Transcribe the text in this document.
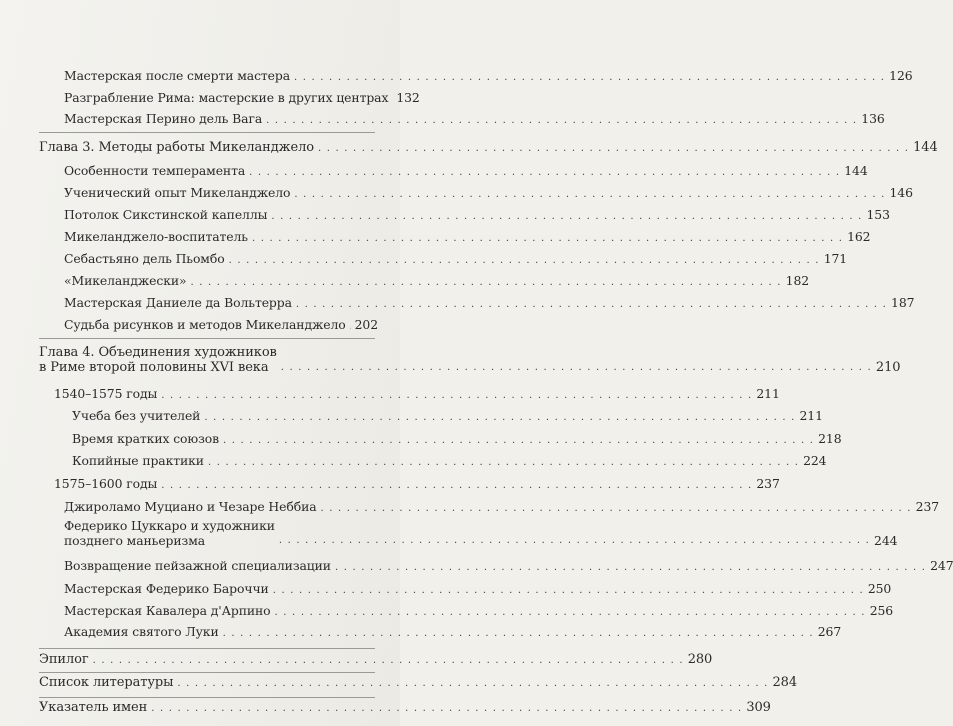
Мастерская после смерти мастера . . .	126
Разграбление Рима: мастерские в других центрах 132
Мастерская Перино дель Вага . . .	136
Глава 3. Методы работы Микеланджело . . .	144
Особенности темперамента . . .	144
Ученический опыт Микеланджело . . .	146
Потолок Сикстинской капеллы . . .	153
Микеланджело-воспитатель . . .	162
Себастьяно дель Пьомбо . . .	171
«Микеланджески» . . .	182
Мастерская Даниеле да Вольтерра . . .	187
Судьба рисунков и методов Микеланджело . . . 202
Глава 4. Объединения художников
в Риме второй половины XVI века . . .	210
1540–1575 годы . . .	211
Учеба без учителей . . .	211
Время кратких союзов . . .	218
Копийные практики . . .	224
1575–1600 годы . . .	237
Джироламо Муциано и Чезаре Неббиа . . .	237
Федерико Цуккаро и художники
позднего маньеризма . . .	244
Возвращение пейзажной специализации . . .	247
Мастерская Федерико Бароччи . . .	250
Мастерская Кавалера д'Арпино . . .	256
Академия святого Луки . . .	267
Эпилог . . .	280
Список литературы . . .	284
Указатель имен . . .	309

==

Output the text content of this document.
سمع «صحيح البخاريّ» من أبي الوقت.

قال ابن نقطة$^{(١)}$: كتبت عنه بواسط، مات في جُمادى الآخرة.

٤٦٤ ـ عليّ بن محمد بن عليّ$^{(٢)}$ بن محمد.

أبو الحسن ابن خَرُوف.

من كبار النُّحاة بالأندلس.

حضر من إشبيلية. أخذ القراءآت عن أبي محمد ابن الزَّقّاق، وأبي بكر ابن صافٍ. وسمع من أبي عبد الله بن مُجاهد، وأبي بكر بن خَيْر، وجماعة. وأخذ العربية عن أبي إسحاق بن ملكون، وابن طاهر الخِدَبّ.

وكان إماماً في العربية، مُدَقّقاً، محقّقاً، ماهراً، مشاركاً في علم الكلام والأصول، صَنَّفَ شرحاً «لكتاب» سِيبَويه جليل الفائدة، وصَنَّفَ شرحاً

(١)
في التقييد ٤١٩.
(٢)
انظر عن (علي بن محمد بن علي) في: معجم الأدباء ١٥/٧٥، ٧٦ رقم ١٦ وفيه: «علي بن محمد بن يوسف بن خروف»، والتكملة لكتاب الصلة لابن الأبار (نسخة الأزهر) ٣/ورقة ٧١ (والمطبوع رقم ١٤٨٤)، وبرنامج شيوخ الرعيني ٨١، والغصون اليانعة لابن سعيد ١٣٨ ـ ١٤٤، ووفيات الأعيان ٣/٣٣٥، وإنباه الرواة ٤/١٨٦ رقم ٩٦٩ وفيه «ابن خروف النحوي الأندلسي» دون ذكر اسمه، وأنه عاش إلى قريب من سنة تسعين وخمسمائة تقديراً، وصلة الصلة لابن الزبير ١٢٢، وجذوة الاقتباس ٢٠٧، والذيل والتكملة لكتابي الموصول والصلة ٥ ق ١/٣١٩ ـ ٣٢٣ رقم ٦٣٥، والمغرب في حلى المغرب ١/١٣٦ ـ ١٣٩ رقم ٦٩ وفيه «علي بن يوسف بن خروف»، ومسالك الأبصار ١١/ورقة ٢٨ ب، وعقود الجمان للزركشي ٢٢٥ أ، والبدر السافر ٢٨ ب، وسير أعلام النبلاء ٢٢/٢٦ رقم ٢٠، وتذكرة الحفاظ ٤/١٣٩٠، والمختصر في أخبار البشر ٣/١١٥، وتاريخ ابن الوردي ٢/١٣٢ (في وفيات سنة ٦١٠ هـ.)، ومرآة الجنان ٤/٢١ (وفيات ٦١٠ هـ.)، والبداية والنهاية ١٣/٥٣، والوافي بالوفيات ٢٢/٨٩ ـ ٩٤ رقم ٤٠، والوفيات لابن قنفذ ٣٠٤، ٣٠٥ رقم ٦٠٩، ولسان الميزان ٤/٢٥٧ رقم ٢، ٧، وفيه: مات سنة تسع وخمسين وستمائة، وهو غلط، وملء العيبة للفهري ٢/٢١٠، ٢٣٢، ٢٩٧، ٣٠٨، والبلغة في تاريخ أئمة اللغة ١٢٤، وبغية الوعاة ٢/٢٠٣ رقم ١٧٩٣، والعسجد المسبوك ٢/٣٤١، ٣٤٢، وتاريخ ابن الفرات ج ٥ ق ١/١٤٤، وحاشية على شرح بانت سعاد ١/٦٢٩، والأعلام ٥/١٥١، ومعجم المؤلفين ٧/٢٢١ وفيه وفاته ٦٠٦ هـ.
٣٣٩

---

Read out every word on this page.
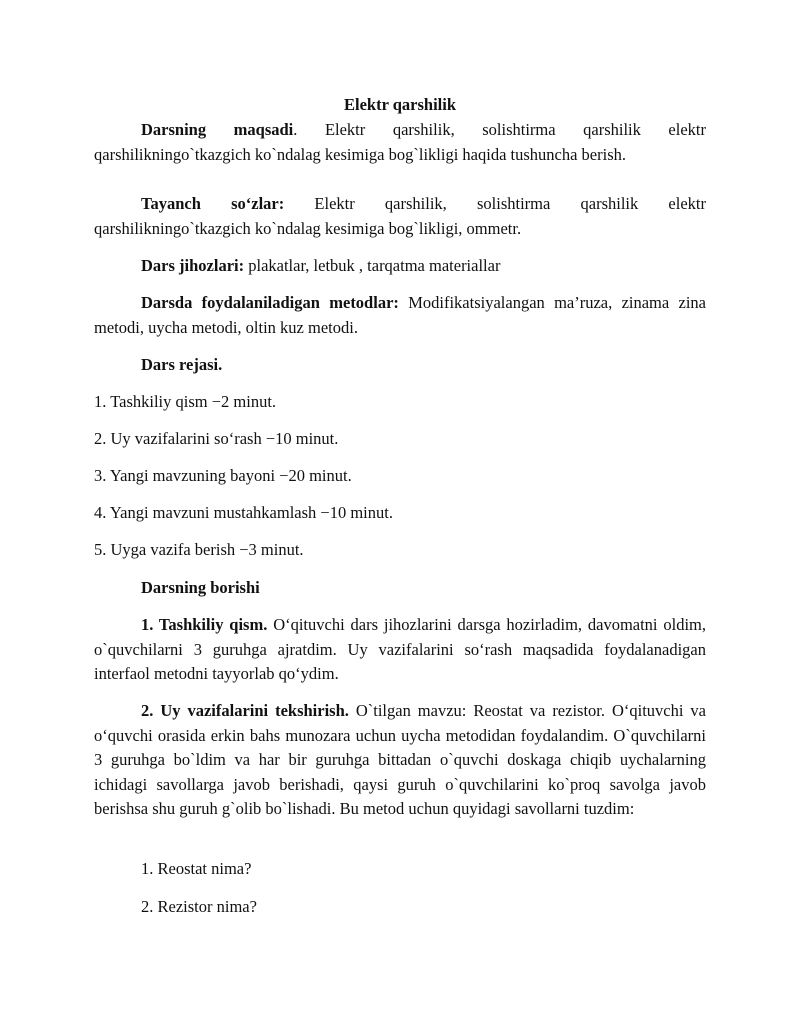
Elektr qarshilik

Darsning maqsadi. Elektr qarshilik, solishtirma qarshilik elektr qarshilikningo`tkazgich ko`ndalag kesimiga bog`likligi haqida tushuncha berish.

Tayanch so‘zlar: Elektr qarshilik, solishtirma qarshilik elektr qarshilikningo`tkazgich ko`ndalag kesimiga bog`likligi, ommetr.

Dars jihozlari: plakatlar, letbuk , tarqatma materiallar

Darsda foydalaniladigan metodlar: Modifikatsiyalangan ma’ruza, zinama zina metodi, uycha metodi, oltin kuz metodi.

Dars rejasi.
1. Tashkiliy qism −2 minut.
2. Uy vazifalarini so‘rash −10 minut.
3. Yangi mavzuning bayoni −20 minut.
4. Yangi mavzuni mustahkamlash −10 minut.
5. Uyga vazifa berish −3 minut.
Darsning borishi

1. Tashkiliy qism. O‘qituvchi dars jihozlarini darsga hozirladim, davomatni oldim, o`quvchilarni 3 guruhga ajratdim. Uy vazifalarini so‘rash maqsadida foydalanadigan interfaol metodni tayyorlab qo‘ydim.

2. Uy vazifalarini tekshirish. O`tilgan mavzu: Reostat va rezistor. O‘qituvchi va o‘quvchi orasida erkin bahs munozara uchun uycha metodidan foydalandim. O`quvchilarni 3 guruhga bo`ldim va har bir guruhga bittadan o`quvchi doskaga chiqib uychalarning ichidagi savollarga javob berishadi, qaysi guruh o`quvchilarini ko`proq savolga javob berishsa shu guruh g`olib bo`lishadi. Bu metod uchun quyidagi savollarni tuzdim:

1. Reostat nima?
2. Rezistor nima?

▸ WHAT THE TASK REQUIRES
State the number of lines in the preceding entries that include the word "qarshilikningo". Provide nothing else.

▸ FINAL ANSWER
2